Reproduce each line bearing the word "苦儿流浪记".
※
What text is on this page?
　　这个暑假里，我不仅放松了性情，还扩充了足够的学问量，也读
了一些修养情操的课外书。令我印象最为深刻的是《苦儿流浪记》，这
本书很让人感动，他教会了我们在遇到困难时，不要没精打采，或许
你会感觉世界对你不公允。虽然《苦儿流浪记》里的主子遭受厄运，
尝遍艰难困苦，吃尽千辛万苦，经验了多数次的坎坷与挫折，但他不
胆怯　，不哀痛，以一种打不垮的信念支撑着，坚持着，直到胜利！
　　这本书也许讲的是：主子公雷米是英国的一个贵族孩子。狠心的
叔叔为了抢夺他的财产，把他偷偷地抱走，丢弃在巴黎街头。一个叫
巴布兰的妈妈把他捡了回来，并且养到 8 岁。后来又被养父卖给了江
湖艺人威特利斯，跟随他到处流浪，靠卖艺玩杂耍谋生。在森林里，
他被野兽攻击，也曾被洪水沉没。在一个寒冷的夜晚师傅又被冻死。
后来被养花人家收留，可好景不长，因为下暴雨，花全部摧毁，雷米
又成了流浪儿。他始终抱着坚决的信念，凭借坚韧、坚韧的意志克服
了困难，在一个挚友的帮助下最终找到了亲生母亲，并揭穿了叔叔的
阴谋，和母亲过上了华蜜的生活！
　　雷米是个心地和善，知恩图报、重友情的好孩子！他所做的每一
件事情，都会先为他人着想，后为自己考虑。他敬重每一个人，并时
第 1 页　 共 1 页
※
(Reply to the exercise)
了一些修养情操的课外书。令我印象最为深刻的是《苦儿流浪记》，这
你会感觉世界对你不公允。虽然《苦儿流浪记》里的主子遭受厄运，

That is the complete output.